--- Begin Available records ---
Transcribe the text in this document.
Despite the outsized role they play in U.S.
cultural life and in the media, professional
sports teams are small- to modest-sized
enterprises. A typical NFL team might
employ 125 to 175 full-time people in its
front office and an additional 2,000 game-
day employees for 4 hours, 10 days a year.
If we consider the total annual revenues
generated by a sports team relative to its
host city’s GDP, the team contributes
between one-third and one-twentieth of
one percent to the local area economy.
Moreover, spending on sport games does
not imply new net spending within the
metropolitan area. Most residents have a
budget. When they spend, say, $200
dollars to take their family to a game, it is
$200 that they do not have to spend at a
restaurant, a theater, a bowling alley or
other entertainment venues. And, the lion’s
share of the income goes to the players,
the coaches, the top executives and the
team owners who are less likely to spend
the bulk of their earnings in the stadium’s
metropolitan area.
--- End Available records ---
▶ [Short task] Copy out every line with the word "they".

▶ [Answer to this exercise]
Despite the outsized role they play in U.S.
budget. When they spend, say, $200
$200 that they do not have to spend at a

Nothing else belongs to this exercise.